Task description →
Copy out each line of the data that holds the word "ylabel".

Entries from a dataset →

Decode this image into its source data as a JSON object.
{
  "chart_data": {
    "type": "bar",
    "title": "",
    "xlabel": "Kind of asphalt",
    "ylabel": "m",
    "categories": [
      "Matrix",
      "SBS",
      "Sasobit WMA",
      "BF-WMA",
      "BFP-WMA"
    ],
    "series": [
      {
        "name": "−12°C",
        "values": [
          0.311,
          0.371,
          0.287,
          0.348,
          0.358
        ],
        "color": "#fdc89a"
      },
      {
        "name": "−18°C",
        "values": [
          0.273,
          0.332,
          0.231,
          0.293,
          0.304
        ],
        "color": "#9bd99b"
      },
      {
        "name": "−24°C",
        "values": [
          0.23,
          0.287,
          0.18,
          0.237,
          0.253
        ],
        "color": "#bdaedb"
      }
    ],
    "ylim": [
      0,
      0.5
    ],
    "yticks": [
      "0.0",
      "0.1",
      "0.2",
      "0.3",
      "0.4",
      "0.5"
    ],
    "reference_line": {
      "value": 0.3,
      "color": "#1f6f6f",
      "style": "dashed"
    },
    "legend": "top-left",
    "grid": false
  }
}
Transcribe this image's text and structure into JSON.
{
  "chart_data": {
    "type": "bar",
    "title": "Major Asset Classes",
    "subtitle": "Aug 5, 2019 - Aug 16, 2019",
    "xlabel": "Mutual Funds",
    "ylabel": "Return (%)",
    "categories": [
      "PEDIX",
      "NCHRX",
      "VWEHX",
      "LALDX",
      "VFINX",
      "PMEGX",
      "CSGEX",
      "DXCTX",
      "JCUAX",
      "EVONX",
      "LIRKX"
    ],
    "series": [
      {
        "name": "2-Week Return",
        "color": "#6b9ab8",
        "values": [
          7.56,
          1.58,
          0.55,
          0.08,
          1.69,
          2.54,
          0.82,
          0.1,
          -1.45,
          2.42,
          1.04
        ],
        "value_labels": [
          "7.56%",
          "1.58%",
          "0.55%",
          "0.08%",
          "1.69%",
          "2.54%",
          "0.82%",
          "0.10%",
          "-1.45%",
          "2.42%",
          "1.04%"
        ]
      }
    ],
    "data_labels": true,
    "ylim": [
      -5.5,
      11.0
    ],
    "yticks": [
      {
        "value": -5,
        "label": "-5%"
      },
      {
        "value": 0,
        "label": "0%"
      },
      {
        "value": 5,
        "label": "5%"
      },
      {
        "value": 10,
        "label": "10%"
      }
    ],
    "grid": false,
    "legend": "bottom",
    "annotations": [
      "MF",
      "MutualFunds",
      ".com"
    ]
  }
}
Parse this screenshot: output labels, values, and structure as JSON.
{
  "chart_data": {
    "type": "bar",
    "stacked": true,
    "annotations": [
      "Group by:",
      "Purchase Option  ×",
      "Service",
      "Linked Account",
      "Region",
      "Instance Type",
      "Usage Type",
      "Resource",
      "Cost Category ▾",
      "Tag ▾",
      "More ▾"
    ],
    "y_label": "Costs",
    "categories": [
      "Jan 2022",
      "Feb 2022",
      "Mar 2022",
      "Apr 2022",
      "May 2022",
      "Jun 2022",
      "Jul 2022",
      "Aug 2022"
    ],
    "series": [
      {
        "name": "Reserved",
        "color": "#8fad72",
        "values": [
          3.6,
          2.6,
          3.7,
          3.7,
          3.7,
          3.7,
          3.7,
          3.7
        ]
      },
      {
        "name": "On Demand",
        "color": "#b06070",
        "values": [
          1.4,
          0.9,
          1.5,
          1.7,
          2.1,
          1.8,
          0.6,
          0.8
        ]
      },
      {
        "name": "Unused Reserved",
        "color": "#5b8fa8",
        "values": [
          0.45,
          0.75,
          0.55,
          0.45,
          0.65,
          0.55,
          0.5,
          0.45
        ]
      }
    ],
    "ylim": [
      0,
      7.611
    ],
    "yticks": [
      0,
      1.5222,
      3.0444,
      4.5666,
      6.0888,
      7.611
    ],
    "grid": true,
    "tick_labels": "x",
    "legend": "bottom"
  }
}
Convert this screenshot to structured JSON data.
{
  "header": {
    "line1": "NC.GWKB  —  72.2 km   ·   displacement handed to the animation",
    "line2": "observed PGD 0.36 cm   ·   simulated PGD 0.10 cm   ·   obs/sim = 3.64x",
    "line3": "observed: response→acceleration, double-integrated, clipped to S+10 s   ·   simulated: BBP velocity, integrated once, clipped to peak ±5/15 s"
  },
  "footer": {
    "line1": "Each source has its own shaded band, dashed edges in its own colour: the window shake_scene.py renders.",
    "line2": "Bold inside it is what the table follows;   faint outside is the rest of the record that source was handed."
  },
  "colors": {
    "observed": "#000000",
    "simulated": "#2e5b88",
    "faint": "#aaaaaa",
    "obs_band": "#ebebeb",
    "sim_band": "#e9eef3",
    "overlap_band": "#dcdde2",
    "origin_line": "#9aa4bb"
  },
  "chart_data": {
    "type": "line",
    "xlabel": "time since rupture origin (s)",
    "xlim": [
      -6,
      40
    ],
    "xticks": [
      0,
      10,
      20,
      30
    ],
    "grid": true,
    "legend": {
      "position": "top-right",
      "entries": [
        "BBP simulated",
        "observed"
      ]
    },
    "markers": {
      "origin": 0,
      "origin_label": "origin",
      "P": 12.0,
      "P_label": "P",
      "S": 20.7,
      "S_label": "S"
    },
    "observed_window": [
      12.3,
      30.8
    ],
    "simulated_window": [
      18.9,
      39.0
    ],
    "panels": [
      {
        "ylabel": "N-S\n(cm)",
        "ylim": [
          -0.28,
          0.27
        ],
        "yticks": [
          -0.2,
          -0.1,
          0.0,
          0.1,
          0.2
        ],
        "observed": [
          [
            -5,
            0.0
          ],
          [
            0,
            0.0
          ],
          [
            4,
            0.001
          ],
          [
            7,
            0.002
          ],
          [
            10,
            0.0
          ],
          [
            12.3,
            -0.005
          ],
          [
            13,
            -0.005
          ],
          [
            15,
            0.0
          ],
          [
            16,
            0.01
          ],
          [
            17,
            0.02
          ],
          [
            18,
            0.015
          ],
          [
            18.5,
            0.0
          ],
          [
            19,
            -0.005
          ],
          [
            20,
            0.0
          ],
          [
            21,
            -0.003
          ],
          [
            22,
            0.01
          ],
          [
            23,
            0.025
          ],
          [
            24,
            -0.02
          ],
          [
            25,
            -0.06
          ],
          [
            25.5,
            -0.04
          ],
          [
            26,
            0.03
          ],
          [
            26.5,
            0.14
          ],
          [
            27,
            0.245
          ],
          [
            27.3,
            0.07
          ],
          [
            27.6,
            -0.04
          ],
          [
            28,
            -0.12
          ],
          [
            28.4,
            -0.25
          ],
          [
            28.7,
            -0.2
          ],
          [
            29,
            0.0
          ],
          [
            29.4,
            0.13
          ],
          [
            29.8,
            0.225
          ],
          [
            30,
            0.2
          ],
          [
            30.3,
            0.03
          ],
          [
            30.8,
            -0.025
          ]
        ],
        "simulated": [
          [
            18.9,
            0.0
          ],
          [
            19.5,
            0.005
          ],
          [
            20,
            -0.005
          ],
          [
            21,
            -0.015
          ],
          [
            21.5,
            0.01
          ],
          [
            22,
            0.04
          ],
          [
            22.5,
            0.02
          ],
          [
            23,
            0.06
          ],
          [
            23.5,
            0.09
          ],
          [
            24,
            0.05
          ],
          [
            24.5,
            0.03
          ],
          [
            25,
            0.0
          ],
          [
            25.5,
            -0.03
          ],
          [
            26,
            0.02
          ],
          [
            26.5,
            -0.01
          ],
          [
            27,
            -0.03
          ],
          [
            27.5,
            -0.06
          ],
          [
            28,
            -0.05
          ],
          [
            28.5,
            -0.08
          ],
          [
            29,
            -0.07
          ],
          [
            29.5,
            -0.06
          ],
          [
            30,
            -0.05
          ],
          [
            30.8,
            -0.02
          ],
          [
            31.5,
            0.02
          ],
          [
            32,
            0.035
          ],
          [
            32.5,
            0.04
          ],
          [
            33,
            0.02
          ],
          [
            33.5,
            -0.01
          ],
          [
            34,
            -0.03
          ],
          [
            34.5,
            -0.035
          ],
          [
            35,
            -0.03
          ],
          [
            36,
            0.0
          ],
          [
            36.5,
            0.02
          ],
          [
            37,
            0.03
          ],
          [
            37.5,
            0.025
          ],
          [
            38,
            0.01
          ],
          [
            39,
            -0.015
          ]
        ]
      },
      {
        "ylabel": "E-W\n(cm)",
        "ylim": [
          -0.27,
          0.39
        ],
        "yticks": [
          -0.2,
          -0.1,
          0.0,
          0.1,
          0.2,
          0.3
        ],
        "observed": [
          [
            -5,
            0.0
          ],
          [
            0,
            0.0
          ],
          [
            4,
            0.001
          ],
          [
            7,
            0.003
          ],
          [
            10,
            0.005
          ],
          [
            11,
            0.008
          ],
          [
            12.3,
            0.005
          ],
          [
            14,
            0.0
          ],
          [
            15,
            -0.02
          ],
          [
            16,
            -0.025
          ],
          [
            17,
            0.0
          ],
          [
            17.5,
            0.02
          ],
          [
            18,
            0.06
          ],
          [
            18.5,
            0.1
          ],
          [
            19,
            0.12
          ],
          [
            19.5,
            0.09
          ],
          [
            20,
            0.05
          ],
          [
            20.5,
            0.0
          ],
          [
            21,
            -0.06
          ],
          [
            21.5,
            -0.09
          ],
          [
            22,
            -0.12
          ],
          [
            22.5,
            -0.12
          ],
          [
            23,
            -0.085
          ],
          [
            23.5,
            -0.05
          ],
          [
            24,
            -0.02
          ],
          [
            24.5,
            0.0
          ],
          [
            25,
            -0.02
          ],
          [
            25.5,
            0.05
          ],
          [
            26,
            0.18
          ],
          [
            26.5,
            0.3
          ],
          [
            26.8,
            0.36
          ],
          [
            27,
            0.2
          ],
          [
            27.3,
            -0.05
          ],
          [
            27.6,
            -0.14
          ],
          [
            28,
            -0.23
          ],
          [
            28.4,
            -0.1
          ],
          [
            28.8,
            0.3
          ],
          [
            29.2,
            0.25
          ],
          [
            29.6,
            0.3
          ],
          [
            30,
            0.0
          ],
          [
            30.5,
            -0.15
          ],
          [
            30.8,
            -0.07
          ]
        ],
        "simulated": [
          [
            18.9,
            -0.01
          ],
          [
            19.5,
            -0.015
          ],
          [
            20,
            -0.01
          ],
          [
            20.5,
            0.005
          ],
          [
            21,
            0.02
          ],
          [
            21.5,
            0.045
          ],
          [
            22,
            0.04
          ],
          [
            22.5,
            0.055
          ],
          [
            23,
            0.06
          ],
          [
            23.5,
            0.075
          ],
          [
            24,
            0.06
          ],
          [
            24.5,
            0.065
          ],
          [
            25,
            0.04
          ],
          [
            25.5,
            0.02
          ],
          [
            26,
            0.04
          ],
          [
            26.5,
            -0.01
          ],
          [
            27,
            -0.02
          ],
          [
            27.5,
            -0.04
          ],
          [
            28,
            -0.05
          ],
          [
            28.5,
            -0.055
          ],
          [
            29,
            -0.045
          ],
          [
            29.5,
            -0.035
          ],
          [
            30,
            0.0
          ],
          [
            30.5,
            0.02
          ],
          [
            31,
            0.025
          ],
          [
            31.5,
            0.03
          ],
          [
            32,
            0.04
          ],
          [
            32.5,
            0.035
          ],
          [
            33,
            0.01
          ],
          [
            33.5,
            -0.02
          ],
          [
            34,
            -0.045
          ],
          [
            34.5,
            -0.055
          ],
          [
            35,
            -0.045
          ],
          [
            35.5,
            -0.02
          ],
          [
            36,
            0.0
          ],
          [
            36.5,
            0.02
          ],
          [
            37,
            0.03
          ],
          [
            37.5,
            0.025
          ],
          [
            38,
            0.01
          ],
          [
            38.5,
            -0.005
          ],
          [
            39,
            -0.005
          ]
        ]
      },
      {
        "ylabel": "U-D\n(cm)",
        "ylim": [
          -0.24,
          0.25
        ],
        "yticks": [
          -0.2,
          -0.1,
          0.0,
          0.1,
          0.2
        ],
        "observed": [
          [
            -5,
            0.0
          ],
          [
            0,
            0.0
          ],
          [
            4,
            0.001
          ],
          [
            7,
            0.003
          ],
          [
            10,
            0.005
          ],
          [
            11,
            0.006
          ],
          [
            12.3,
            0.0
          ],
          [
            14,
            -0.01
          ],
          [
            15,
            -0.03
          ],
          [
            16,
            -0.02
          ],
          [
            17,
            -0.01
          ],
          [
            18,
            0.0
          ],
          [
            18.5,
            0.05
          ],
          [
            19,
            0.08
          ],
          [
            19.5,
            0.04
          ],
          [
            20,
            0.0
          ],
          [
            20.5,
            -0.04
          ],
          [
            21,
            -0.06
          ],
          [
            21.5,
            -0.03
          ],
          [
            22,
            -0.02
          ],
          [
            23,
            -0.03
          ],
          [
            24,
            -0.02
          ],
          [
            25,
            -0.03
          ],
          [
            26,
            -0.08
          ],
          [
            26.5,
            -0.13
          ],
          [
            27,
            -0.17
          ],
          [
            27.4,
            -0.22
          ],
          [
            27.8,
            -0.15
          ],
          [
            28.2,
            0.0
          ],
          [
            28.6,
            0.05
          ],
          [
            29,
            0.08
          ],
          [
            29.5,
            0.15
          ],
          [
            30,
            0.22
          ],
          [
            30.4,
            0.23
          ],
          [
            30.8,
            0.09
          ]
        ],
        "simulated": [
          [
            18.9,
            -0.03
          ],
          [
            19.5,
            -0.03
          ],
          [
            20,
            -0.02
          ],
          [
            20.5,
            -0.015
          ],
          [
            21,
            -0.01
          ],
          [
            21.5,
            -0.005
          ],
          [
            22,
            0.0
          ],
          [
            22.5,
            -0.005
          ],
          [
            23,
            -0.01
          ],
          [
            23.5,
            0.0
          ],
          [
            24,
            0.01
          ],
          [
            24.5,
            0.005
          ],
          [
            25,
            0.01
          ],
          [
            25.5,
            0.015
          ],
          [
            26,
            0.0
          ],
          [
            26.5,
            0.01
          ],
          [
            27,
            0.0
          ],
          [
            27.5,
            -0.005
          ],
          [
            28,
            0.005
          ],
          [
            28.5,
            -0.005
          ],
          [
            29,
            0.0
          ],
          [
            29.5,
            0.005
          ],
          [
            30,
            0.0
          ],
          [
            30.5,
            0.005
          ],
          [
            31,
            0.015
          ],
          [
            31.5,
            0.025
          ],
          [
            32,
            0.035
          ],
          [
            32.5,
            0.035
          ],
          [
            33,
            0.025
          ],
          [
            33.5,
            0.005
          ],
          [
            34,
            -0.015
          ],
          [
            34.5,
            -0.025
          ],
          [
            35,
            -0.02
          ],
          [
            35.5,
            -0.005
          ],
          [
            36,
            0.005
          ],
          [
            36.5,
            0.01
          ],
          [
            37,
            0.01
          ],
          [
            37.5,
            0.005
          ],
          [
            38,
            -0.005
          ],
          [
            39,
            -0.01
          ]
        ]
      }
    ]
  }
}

Written response →
    "ylabel": "m",
    "ylabel": "Return (%)",
        "ylabel": "N-S\n(cm)",
        "ylabel": "E-W\n(cm)",
        "ylabel": "U-D\n(cm)",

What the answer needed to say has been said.